• Task requirements
Transcribe each record exactly. Include every one.

• Exercise inputs
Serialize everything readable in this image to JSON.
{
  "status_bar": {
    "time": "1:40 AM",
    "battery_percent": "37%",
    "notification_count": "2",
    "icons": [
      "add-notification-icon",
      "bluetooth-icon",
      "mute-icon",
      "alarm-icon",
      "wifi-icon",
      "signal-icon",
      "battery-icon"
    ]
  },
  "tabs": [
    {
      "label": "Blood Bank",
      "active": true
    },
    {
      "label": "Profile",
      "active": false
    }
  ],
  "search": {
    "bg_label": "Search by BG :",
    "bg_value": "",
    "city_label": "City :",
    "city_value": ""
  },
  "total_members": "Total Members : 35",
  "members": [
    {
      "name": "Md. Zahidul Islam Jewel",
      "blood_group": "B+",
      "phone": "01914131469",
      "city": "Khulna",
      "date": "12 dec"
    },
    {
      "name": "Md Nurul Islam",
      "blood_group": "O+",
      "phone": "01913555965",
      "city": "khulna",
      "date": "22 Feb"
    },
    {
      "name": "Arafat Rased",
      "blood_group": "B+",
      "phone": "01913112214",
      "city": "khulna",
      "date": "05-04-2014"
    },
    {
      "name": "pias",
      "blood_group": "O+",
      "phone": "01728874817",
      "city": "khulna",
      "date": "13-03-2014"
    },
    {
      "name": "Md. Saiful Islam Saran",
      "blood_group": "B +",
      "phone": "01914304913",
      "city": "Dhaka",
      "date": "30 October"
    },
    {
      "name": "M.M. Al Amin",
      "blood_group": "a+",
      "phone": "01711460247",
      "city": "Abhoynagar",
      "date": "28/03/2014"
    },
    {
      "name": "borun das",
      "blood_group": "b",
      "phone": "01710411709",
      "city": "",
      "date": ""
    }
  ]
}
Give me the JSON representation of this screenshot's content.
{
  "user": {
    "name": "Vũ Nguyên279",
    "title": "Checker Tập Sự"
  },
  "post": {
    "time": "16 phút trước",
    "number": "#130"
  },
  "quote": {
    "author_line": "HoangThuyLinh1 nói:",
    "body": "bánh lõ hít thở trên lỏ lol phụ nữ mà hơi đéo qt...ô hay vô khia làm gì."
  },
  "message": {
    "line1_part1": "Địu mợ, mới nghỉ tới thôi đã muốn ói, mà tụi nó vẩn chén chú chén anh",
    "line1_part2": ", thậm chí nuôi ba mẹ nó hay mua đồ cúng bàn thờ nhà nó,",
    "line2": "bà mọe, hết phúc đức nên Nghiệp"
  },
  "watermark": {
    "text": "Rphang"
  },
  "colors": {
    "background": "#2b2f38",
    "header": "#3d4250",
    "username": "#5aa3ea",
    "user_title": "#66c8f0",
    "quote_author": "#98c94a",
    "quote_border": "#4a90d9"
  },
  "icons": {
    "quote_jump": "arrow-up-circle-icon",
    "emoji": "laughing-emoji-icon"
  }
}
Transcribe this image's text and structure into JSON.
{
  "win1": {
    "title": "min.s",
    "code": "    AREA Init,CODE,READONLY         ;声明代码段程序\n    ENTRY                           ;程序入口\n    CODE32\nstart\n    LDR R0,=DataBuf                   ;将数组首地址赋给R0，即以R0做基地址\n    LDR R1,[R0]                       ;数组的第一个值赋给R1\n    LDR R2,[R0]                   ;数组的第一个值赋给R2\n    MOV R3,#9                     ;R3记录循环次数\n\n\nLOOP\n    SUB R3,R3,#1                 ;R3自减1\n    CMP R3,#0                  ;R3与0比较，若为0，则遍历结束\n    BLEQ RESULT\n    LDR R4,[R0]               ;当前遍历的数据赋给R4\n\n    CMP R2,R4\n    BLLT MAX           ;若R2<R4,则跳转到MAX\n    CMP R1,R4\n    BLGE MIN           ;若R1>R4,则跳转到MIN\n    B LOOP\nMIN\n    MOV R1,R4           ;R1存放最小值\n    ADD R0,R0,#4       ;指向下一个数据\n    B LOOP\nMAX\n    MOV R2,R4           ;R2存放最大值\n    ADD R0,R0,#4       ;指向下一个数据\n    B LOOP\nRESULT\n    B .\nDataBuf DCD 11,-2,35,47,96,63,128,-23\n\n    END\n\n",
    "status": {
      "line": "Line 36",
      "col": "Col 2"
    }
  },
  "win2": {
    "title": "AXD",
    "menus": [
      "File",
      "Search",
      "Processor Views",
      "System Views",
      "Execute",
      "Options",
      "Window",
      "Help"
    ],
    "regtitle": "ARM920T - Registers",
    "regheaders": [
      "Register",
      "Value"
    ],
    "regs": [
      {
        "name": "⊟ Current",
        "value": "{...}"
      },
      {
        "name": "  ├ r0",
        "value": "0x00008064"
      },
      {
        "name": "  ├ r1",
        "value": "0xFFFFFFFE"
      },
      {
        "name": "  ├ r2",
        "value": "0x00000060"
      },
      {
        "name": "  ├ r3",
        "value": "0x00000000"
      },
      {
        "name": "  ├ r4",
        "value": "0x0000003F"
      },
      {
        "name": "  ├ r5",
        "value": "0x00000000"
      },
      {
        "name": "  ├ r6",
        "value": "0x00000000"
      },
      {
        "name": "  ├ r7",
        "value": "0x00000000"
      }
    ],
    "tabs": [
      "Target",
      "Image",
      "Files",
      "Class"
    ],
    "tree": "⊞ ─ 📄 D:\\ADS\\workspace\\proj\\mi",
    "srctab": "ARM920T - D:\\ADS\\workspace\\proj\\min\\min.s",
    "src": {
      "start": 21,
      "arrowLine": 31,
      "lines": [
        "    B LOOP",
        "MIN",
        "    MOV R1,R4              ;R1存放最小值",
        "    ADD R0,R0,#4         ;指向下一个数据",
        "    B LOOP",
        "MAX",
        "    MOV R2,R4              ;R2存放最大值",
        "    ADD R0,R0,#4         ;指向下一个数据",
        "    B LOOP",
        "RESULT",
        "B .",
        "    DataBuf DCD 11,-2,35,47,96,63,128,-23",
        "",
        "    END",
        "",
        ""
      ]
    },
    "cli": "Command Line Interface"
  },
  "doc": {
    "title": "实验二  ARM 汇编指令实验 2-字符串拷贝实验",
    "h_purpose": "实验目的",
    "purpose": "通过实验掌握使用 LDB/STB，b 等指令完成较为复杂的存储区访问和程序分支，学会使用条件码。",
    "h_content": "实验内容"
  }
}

• Result below
Serialize everything readable in this image to JSON.
{
  "status_bar": {
    "time": "1:40 AM",
    "battery_percent": "37%",
    "notification_count": "2",
    "icons": [
      "add-notification-icon",
      "bluetooth-icon",
      "mute-icon",
      "alarm-icon",
      "wifi-icon",
      "signal-icon",
      "battery-icon"
    ]
  },
  "tabs": [
    {
      "label": "Blood Bank",
      "active": true
    },
    {
      "label": "Profile",
      "active": false
    }
  ],
  "search": {
    "bg_label": "Search by BG :",
    "bg_value": "",
    "city_label": "City :",
    "city_value": ""
  },
  "total_members": "Total Members : 35",
  "members": [
    {
      "name": "Md. Zahidul Islam Jewel",
      "blood_group": "B+",
      "phone": "01914131469",
      "city": "Khulna",
      "date": "12 dec"
    },
    {
      "name": "Md Nurul Islam",
      "blood_group": "O+",
      "phone": "01913555965",
      "city": "khulna",
      "date": "22 Feb"
    },
    {
      "name": "Arafat Rased",
      "blood_group": "B+",
      "phone": "01913112214",
      "city": "khulna",
      "date": "05-04-2014"
    },
    {
      "name": "pias",
      "blood_group": "O+",
      "phone": "01728874817",
      "city": "khulna",
      "date": "13-03-2014"
    },
    {
      "name": "Md. Saiful Islam Saran",
      "blood_group": "B +",
      "phone": "01914304913",
      "city": "Dhaka",
      "date": "30 October"
    },
    {
      "name": "M.M. Al Amin",
      "blood_group": "a+",
      "phone": "01711460247",
      "city": "Abhoynagar",
      "date": "28/03/2014"
    },
    {
      "name": "borun das",
      "blood_group": "b",
      "phone": "01710411709",
      "city": "",
      "date": ""
    }
  ]
}
Give me the JSON representation of this screenshot's content.
{
  "user": {
    "name": "Vũ Nguyên279",
    "title": "Checker Tập Sự"
  },
  "post": {
    "time": "16 phút trước",
    "number": "#130"
  },
  "quote": {
    "author_line": "HoangThuyLinh1 nói:",
    "body": "bánh lõ hít thở trên lỏ lol phụ nữ mà hơi đéo qt...ô hay vô khia làm gì."
  },
  "message": {
    "line1_part1": "Địu mợ, mới nghỉ tới thôi đã muốn ói, mà tụi nó vẩn chén chú chén anh",
    "line1_part2": ", thậm chí nuôi ba mẹ nó hay mua đồ cúng bàn thờ nhà nó,",
    "line2": "bà mọe, hết phúc đức nên Nghiệp"
  },
  "watermark": {
    "text": "Rphang"
  },
  "colors": {
    "background": "#2b2f38",
    "header": "#3d4250",
    "username": "#5aa3ea",
    "user_title": "#66c8f0",
    "quote_author": "#98c94a",
    "quote_border": "#4a90d9"
  },
  "icons": {
    "quote_jump": "arrow-up-circle-icon",
    "emoji": "laughing-emoji-icon"
  }
}
Transcribe this image's text and structure into JSON.
{
  "win1": {
    "title": "min.s",
    "code": "    AREA Init,CODE,READONLY         ;声明代码段程序\n    ENTRY                           ;程序入口\n    CODE32\nstart\n    LDR R0,=DataBuf                   ;将数组首地址赋给R0，即以R0做基地址\n    LDR R1,[R0]                       ;数组的第一个值赋给R1\n    LDR R2,[R0]                   ;数组的第一个值赋给R2\n    MOV R3,#9                     ;R3记录循环次数\n\n\nLOOP\n    SUB R3,R3,#1                 ;R3自减1\n    CMP R3,#0                  ;R3与0比较，若为0，则遍历结束\n    BLEQ RESULT\n    LDR R4,[R0]               ;当前遍历的数据赋给R4\n\n    CMP R2,R4\n    BLLT MAX           ;若R2<R4,则跳转到MAX\n    CMP R1,R4\n    BLGE MIN           ;若R1>R4,则跳转到MIN\n    B LOOP\nMIN\n    MOV R1,R4           ;R1存放最小值\n    ADD R0,R0,#4       ;指向下一个数据\n    B LOOP\nMAX\n    MOV R2,R4           ;R2存放最大值\n    ADD R0,R0,#4       ;指向下一个数据\n    B LOOP\nRESULT\n    B .\nDataBuf DCD 11,-2,35,47,96,63,128,-23\n\n    END\n\n",
    "status": {
      "line": "Line 36",
      "col": "Col 2"
    }
  },
  "win2": {
    "title": "AXD",
    "menus": [
      "File",
      "Search",
      "Processor Views",
      "System Views",
      "Execute",
      "Options",
      "Window",
      "Help"
    ],
    "regtitle": "ARM920T - Registers",
    "regheaders": [
      "Register",
      "Value"
    ],
    "regs": [
      {
        "name": "⊟ Current",
        "value": "{...}"
      },
      {
        "name": "  ├ r0",
        "value": "0x00008064"
      },
      {
        "name": "  ├ r1",
        "value": "0xFFFFFFFE"
      },
      {
        "name": "  ├ r2",
        "value": "0x00000060"
      },
      {
        "name": "  ├ r3",
        "value": "0x00000000"
      },
      {
        "name": "  ├ r4",
        "value": "0x0000003F"
      },
      {
        "name": "  ├ r5",
        "value": "0x00000000"
      },
      {
        "name": "  ├ r6",
        "value": "0x00000000"
      },
      {
        "name": "  ├ r7",
        "value": "0x00000000"
      }
    ],
    "tabs": [
      "Target",
      "Image",
      "Files",
      "Class"
    ],
    "tree": "⊞ ─ 📄 D:\\ADS\\workspace\\proj\\mi",
    "srctab": "ARM920T - D:\\ADS\\workspace\\proj\\min\\min.s",
    "src": {
      "start": 21,
      "arrowLine": 31,
      "lines": [
        "    B LOOP",
        "MIN",
        "    MOV R1,R4              ;R1存放最小值",
        "    ADD R0,R0,#4         ;指向下一个数据",
        "    B LOOP",
        "MAX",
        "    MOV R2,R4              ;R2存放最大值",
        "    ADD R0,R0,#4         ;指向下一个数据",
        "    B LOOP",
        "RESULT",
        "B .",
        "    DataBuf DCD 11,-2,35,47,96,63,128,-23",
        "",
        "    END",
        "",
        ""
      ]
    },
    "cli": "Command Line Interface"
  },
  "doc": {
    "title": "实验二  ARM 汇编指令实验 2-字符串拷贝实验",
    "h_purpose": "实验目的",
    "purpose": "通过实验掌握使用 LDB/STB，b 等指令完成较为复杂的存储区访问和程序分支，学会使用条件码。",
    "h_content": "实验内容"
  }
}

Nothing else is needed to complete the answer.